WRITTEN TASK —
Write out the material exactly, with the pictures left out.

INPUT ROWS —
────

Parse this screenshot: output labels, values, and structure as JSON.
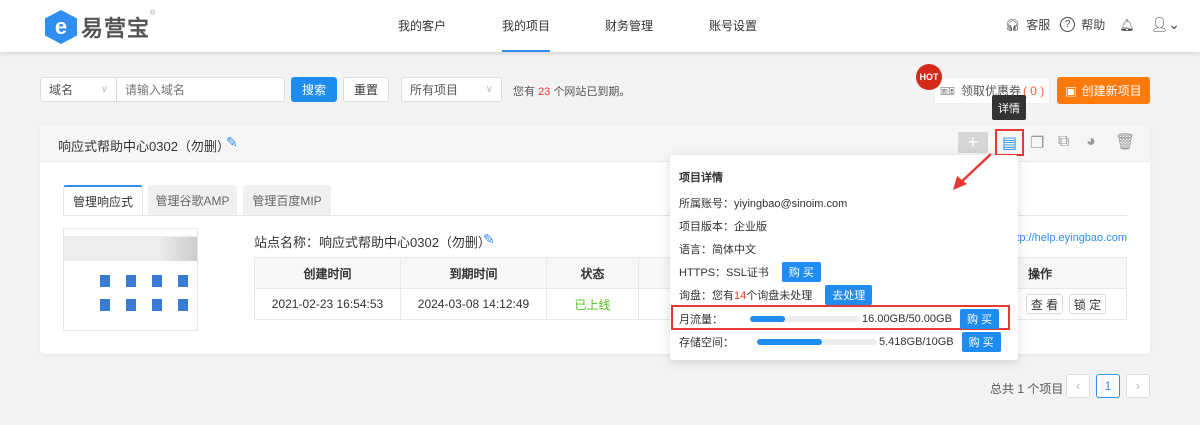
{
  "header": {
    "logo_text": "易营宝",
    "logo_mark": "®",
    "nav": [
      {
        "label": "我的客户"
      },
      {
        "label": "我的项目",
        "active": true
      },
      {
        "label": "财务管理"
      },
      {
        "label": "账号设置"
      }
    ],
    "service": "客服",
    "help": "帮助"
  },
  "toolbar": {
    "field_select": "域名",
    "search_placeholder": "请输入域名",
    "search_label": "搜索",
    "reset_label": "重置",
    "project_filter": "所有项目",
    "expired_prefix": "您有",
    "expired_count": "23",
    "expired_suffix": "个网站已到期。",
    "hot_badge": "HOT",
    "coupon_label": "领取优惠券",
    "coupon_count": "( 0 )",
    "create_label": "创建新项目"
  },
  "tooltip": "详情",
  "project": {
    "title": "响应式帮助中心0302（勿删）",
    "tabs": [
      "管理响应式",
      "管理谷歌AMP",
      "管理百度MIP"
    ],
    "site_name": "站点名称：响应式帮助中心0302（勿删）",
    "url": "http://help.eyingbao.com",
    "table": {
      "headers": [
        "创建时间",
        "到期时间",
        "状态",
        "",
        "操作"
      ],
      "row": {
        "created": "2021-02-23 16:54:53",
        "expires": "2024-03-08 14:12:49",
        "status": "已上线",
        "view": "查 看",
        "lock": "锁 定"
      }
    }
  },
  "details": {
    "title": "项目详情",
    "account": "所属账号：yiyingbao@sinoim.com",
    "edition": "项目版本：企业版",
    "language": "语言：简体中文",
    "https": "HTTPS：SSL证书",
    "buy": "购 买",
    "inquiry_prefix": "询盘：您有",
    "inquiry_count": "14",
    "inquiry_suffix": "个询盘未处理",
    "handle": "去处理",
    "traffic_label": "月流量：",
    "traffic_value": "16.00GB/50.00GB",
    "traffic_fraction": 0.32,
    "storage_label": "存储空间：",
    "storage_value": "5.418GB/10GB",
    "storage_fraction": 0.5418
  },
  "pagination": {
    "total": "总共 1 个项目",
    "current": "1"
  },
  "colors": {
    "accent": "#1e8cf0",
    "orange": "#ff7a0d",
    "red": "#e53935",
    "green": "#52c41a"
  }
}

────

RESULT OF THIS EXERCISE —
Parse this screenshot: output labels, values, and structure as JSON.
{
  "header": {
    "logo_text": "易营宝",
    "logo_mark": "®",
    "nav": [
      {
        "label": "我的客户"
      },
      {
        "label": "我的项目",
        "active": true
      },
      {
        "label": "财务管理"
      },
      {
        "label": "账号设置"
      }
    ],
    "service": "客服",
    "help": "帮助"
  },
  "toolbar": {
    "field_select": "域名",
    "search_placeholder": "请输入域名",
    "search_label": "搜索",
    "reset_label": "重置",
    "project_filter": "所有项目",
    "expired_prefix": "您有",
    "expired_count": "23",
    "expired_suffix": "个网站已到期。",
    "hot_badge": "HOT",
    "coupon_label": "领取优惠券",
    "coupon_count": "( 0 )",
    "create_label": "创建新项目"
  },
  "tooltip": "详情",
  "project": {
    "title": "响应式帮助中心0302（勿删）",
    "tabs": [
      "管理响应式",
      "管理谷歌AMP",
      "管理百度MIP"
    ],
    "site_name": "站点名称：响应式帮助中心0302（勿删）",
    "url": "http://help.eyingbao.com",
    "table": {
      "headers": [
        "创建时间",
        "到期时间",
        "状态",
        "",
        "操作"
      ],
      "row": {
        "created": "2021-02-23 16:54:53",
        "expires": "2024-03-08 14:12:49",
        "status": "已上线",
        "view": "查 看",
        "lock": "锁 定"
      }
    }
  },
  "details": {
    "title": "项目详情",
    "account": "所属账号：yiyingbao@sinoim.com",
    "edition": "项目版本：企业版",
    "language": "语言：简体中文",
    "https": "HTTPS：SSL证书",
    "buy": "购 买",
    "inquiry_prefix": "询盘：您有",
    "inquiry_count": "14",
    "inquiry_suffix": "个询盘未处理",
    "handle": "去处理",
    "traffic_label": "月流量：",
    "traffic_value": "16.00GB/50.00GB",
    "traffic_fraction": 0.32,
    "storage_label": "存储空间：",
    "storage_value": "5.418GB/10GB",
    "storage_fraction": 0.5418
  },
  "pagination": {
    "total": "总共 1 个项目",
    "current": "1"
  },
  "colors": {
    "accent": "#1e8cf0",
    "orange": "#ff7a0d",
    "red": "#e53935",
    "green": "#52c41a"
  }
}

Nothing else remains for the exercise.